EXTRACTED DATA >>
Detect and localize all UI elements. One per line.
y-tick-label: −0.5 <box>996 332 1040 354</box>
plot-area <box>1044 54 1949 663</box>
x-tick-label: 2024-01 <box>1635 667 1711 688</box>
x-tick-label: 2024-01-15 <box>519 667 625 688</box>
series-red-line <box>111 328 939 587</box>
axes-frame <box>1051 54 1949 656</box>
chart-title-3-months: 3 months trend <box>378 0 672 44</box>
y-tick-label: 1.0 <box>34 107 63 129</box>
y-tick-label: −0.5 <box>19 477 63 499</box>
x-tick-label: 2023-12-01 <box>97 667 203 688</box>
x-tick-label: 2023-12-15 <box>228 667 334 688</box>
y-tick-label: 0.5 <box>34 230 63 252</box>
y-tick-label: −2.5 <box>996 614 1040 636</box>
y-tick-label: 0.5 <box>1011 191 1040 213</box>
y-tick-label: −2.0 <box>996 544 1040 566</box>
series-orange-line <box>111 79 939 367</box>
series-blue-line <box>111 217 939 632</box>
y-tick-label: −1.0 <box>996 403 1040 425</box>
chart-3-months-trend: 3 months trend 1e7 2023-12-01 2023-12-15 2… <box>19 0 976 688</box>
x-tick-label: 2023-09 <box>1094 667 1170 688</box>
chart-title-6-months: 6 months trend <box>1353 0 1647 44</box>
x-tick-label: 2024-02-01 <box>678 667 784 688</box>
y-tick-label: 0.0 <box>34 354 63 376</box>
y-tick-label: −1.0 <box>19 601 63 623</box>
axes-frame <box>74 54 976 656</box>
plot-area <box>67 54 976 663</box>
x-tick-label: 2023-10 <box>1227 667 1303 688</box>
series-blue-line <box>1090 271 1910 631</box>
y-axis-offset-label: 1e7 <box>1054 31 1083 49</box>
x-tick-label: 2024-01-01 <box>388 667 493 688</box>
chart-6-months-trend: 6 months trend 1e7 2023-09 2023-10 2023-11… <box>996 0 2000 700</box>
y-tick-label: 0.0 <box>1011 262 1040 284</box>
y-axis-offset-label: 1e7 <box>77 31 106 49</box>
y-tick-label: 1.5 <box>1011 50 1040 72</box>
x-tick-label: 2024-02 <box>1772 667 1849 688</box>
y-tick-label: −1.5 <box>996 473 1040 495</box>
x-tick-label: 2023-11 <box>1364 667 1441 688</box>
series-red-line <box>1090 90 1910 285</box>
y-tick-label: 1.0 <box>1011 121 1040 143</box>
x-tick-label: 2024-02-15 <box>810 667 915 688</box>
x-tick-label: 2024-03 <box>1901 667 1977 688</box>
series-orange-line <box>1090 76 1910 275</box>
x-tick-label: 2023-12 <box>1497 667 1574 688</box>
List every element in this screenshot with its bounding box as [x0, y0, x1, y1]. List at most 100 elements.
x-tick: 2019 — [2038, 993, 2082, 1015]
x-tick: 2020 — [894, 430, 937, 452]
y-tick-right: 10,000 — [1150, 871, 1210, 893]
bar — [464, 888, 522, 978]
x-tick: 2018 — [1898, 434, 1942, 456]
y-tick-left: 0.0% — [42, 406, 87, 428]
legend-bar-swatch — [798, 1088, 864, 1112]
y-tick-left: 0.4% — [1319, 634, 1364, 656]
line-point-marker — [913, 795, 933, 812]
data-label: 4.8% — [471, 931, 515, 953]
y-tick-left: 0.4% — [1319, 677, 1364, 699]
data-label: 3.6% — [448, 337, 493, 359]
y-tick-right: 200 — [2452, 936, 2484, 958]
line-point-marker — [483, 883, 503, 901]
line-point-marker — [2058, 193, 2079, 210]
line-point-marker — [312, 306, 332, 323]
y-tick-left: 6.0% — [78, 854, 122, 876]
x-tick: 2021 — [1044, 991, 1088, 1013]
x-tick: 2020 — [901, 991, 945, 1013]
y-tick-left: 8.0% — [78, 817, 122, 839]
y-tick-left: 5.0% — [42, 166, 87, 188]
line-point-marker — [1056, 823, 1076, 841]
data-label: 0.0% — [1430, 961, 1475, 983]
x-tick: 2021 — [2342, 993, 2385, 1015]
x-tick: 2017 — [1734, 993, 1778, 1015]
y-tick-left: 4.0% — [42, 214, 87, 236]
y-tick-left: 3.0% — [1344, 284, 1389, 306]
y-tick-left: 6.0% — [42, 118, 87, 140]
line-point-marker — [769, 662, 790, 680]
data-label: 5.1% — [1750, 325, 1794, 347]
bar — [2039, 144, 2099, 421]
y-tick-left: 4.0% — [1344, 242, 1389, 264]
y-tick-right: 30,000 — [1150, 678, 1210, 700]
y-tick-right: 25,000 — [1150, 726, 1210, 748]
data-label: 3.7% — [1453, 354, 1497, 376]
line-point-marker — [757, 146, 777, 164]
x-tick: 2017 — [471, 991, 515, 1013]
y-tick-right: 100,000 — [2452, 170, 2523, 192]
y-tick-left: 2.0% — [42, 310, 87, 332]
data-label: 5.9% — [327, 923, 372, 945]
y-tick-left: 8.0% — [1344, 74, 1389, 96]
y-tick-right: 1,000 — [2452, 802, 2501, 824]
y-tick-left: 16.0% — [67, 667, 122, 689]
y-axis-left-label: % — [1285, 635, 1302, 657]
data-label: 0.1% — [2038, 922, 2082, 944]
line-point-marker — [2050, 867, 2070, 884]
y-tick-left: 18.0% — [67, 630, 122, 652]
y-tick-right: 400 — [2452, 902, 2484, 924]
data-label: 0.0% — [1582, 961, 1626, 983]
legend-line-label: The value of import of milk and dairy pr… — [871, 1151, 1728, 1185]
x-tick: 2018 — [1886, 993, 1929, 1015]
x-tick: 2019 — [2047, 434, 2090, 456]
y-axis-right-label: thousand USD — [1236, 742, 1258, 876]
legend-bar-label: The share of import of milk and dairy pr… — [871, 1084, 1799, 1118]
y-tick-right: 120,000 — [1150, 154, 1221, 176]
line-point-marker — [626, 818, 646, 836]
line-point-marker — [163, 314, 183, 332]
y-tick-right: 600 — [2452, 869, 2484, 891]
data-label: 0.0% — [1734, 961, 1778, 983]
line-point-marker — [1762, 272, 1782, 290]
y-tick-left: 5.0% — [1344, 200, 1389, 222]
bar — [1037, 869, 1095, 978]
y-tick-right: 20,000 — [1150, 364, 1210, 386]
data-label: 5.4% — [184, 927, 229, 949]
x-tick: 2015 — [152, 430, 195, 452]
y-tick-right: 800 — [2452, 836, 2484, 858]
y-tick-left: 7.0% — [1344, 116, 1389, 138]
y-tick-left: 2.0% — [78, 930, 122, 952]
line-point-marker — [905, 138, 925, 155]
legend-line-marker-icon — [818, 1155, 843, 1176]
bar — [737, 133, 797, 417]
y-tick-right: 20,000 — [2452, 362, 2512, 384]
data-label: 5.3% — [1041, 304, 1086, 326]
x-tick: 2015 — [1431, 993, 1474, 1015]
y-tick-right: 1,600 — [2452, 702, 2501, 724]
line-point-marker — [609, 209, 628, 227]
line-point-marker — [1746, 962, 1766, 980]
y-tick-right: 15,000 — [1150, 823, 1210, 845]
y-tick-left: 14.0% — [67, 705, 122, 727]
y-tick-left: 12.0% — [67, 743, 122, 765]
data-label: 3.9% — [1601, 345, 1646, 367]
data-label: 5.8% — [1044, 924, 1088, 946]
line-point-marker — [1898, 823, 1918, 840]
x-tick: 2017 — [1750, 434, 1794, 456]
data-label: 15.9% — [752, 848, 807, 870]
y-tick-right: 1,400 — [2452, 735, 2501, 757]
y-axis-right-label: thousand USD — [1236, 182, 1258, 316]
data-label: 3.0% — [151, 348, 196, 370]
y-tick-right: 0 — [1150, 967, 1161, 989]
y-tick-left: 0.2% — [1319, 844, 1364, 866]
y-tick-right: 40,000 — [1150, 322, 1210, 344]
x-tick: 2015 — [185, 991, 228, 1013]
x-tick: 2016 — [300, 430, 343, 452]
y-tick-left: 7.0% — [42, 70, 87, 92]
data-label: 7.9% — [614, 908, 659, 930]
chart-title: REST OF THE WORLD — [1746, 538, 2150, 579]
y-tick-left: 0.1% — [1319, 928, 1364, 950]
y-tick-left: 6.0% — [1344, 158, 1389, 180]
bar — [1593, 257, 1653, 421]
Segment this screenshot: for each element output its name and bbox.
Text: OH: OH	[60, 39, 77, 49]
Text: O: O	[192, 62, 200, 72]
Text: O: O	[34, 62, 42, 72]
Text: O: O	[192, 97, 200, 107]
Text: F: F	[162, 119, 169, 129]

THE EXERCISE >> Output the stretch of the listing from its start through the line containing "chart-title-3-months: 3 months", with both ends included, reproducing each line without change.

OUTPUT BELOW >>
Detect and localize all UI elements. One per line.
y-tick-label: −0.5 <box>996 332 1040 354</box>
plot-area <box>1044 54 1949 663</box>
x-tick-label: 2024-01 <box>1635 667 1711 688</box>
x-tick-label: 2024-01-15 <box>519 667 625 688</box>
series-red-line <box>111 328 939 587</box>
axes-frame <box>1051 54 1949 656</box>
chart-title-3-months: 3 months trend <box>378 0 672 44</box>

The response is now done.